▸ Set exercise: From the records below, pull each line that has "getting".

** BEGIN Items **

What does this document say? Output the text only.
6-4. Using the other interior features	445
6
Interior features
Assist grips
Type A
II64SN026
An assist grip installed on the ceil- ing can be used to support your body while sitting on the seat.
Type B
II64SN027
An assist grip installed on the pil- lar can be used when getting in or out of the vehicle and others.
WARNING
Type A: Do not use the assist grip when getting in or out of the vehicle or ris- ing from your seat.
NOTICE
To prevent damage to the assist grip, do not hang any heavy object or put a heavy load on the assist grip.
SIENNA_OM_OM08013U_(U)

** END Items **

▸ The solution:
An assist grip installed on the pil- lar can be used when getting in or out of the vehicle and others.
Type A: Do not use the assist grip when getting in or out of the vehicle or ris- ing from your seat.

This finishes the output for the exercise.